### STATED TASK
Would you output the whole listing below, exactly as it reads?

=== DATA ROWS ===

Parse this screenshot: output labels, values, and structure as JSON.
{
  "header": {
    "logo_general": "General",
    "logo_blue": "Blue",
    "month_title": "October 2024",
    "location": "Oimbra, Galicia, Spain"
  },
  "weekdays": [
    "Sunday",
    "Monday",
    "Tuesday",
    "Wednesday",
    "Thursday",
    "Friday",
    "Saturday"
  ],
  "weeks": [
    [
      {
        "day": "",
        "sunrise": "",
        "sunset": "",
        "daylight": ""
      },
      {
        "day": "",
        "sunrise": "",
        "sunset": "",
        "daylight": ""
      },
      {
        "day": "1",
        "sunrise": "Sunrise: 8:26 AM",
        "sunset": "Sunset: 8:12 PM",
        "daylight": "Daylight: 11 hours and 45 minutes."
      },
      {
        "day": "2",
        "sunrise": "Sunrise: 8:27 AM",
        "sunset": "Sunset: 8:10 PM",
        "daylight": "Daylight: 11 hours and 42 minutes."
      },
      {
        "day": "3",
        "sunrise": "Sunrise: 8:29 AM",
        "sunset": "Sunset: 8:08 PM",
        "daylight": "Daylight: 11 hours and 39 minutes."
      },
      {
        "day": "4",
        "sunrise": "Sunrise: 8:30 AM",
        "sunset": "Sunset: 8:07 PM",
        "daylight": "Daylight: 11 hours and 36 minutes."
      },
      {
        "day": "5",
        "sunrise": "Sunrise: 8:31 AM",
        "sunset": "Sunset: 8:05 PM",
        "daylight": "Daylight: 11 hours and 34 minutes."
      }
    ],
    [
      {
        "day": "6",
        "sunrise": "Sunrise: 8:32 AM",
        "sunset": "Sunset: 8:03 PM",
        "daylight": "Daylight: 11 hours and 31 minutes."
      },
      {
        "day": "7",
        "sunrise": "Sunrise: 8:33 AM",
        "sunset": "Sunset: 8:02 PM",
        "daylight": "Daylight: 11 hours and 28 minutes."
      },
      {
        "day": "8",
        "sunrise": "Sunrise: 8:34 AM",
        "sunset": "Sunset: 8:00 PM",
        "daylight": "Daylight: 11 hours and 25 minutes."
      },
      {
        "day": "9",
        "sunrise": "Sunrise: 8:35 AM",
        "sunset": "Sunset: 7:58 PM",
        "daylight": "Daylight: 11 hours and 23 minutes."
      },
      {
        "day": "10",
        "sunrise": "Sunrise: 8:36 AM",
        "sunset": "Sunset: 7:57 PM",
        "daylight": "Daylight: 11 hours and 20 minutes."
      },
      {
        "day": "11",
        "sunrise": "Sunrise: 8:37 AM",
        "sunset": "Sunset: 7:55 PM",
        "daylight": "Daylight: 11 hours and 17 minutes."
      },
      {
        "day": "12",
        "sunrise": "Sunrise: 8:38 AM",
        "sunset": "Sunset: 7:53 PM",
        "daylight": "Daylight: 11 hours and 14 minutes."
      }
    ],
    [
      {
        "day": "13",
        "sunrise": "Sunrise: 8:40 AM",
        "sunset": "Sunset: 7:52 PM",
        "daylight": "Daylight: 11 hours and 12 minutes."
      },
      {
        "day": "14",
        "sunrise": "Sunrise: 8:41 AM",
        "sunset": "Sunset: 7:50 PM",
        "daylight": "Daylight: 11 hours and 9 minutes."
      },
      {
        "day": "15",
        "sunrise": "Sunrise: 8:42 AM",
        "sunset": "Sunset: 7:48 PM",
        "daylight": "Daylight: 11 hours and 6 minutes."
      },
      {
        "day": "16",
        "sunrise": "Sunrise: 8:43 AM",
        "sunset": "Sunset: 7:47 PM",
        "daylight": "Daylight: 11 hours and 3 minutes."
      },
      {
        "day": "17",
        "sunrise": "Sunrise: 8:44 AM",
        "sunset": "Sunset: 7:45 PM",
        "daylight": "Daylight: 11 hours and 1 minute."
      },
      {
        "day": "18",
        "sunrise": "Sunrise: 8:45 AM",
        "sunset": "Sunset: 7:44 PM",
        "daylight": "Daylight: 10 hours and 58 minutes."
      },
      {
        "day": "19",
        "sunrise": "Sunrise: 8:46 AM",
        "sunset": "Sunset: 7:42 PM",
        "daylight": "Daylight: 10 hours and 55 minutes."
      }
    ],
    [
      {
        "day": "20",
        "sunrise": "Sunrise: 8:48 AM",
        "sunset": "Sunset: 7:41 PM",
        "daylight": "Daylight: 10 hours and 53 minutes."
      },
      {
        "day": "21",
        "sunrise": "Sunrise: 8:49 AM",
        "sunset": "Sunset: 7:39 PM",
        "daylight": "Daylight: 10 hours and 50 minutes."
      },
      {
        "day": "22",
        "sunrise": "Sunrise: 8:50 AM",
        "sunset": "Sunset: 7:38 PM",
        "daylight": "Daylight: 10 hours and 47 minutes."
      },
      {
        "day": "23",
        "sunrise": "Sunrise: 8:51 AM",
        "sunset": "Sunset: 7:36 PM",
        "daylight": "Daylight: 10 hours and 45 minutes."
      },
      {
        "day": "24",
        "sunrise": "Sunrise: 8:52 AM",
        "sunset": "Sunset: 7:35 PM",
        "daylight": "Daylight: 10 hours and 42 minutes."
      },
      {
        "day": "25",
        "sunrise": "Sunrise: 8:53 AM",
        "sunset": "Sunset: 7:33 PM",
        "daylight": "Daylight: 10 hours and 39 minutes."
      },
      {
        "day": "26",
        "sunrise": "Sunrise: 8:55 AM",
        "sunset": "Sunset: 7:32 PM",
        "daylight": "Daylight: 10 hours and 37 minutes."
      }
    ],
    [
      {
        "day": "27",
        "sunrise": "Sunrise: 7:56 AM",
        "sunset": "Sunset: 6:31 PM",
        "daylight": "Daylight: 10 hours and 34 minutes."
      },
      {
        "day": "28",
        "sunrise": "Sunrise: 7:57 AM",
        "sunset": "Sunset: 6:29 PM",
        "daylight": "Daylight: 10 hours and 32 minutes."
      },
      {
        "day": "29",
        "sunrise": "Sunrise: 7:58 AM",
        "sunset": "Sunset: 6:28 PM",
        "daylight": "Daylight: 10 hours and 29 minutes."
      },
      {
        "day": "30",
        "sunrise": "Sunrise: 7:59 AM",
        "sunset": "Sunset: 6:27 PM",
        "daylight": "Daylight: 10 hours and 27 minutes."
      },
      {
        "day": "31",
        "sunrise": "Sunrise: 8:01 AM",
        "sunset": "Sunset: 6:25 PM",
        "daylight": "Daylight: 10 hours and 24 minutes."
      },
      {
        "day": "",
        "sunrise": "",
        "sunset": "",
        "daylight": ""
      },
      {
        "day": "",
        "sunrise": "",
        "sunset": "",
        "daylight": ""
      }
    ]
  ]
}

===

### RESPONSE
Parse this screenshot: output labels, values, and structure as JSON.
{
  "header": {
    "logo_general": "General",
    "logo_blue": "Blue",
    "month_title": "October 2024",
    "location": "Oimbra, Galicia, Spain"
  },
  "weekdays": [
    "Sunday",
    "Monday",
    "Tuesday",
    "Wednesday",
    "Thursday",
    "Friday",
    "Saturday"
  ],
  "weeks": [
    [
      {
        "day": "",
        "sunrise": "",
        "sunset": "",
        "daylight": ""
      },
      {
        "day": "",
        "sunrise": "",
        "sunset": "",
        "daylight": ""
      },
      {
        "day": "1",
        "sunrise": "Sunrise: 8:26 AM",
        "sunset": "Sunset: 8:12 PM",
        "daylight": "Daylight: 11 hours and 45 minutes."
      },
      {
        "day": "2",
        "sunrise": "Sunrise: 8:27 AM",
        "sunset": "Sunset: 8:10 PM",
        "daylight": "Daylight: 11 hours and 42 minutes."
      },
      {
        "day": "3",
        "sunrise": "Sunrise: 8:29 AM",
        "sunset": "Sunset: 8:08 PM",
        "daylight": "Daylight: 11 hours and 39 minutes."
      },
      {
        "day": "4",
        "sunrise": "Sunrise: 8:30 AM",
        "sunset": "Sunset: 8:07 PM",
        "daylight": "Daylight: 11 hours and 36 minutes."
      },
      {
        "day": "5",
        "sunrise": "Sunrise: 8:31 AM",
        "sunset": "Sunset: 8:05 PM",
        "daylight": "Daylight: 11 hours and 34 minutes."
      }
    ],
    [
      {
        "day": "6",
        "sunrise": "Sunrise: 8:32 AM",
        "sunset": "Sunset: 8:03 PM",
        "daylight": "Daylight: 11 hours and 31 minutes."
      },
      {
        "day": "7",
        "sunrise": "Sunrise: 8:33 AM",
        "sunset": "Sunset: 8:02 PM",
        "daylight": "Daylight: 11 hours and 28 minutes."
      },
      {
        "day": "8",
        "sunrise": "Sunrise: 8:34 AM",
        "sunset": "Sunset: 8:00 PM",
        "daylight": "Daylight: 11 hours and 25 minutes."
      },
      {
        "day": "9",
        "sunrise": "Sunrise: 8:35 AM",
        "sunset": "Sunset: 7:58 PM",
        "daylight": "Daylight: 11 hours and 23 minutes."
      },
      {
        "day": "10",
        "sunrise": "Sunrise: 8:36 AM",
        "sunset": "Sunset: 7:57 PM",
        "daylight": "Daylight: 11 hours and 20 minutes."
      },
      {
        "day": "11",
        "sunrise": "Sunrise: 8:37 AM",
        "sunset": "Sunset: 7:55 PM",
        "daylight": "Daylight: 11 hours and 17 minutes."
      },
      {
        "day": "12",
        "sunrise": "Sunrise: 8:38 AM",
        "sunset": "Sunset: 7:53 PM",
        "daylight": "Daylight: 11 hours and 14 minutes."
      }
    ],
    [
      {
        "day": "13",
        "sunrise": "Sunrise: 8:40 AM",
        "sunset": "Sunset: 7:52 PM",
        "daylight": "Daylight: 11 hours and 12 minutes."
      },
      {
        "day": "14",
        "sunrise": "Sunrise: 8:41 AM",
        "sunset": "Sunset: 7:50 PM",
        "daylight": "Daylight: 11 hours and 9 minutes."
      },
      {
        "day": "15",
        "sunrise": "Sunrise: 8:42 AM",
        "sunset": "Sunset: 7:48 PM",
        "daylight": "Daylight: 11 hours and 6 minutes."
      },
      {
        "day": "16",
        "sunrise": "Sunrise: 8:43 AM",
        "sunset": "Sunset: 7:47 PM",
        "daylight": "Daylight: 11 hours and 3 minutes."
      },
      {
        "day": "17",
        "sunrise": "Sunrise: 8:44 AM",
        "sunset": "Sunset: 7:45 PM",
        "daylight": "Daylight: 11 hours and 1 minute."
      },
      {
        "day": "18",
        "sunrise": "Sunrise: 8:45 AM",
        "sunset": "Sunset: 7:44 PM",
        "daylight": "Daylight: 10 hours and 58 minutes."
      },
      {
        "day": "19",
        "sunrise": "Sunrise: 8:46 AM",
        "sunset": "Sunset: 7:42 PM",
        "daylight": "Daylight: 10 hours and 55 minutes."
      }
    ],
    [
      {
        "day": "20",
        "sunrise": "Sunrise: 8:48 AM",
        "sunset": "Sunset: 7:41 PM",
        "daylight": "Daylight: 10 hours and 53 minutes."
      },
      {
        "day": "21",
        "sunrise": "Sunrise: 8:49 AM",
        "sunset": "Sunset: 7:39 PM",
        "daylight": "Daylight: 10 hours and 50 minutes."
      },
      {
        "day": "22",
        "sunrise": "Sunrise: 8:50 AM",
        "sunset": "Sunset: 7:38 PM",
        "daylight": "Daylight: 10 hours and 47 minutes."
      },
      {
        "day": "23",
        "sunrise": "Sunrise: 8:51 AM",
        "sunset": "Sunset: 7:36 PM",
        "daylight": "Daylight: 10 hours and 45 minutes."
      },
      {
        "day": "24",
        "sunrise": "Sunrise: 8:52 AM",
        "sunset": "Sunset: 7:35 PM",
        "daylight": "Daylight: 10 hours and 42 minutes."
      },
      {
        "day": "25",
        "sunrise": "Sunrise: 8:53 AM",
        "sunset": "Sunset: 7:33 PM",
        "daylight": "Daylight: 10 hours and 39 minutes."
      },
      {
        "day": "26",
        "sunrise": "Sunrise: 8:55 AM",
        "sunset": "Sunset: 7:32 PM",
        "daylight": "Daylight: 10 hours and 37 minutes."
      }
    ],
    [
      {
        "day": "27",
        "sunrise": "Sunrise: 7:56 AM",
        "sunset": "Sunset: 6:31 PM",
        "daylight": "Daylight: 10 hours and 34 minutes."
      },
      {
        "day": "28",
        "sunrise": "Sunrise: 7:57 AM",
        "sunset": "Sunset: 6:29 PM",
        "daylight": "Daylight: 10 hours and 32 minutes."
      },
      {
        "day": "29",
        "sunrise": "Sunrise: 7:58 AM",
        "sunset": "Sunset: 6:28 PM",
        "daylight": "Daylight: 10 hours and 29 minutes."
      },
      {
        "day": "30",
        "sunrise": "Sunrise: 7:59 AM",
        "sunset": "Sunset: 6:27 PM",
        "daylight": "Daylight: 10 hours and 27 minutes."
      },
      {
        "day": "31",
        "sunrise": "Sunrise: 8:01 AM",
        "sunset": "Sunset: 6:25 PM",
        "daylight": "Daylight: 10 hours and 24 minutes."
      },
      {
        "day": "",
        "sunrise": "",
        "sunset": "",
        "daylight": ""
      },
      {
        "day": "",
        "sunrise": "",
        "sunset": "",
        "daylight": ""
      }
    ]
  ]
}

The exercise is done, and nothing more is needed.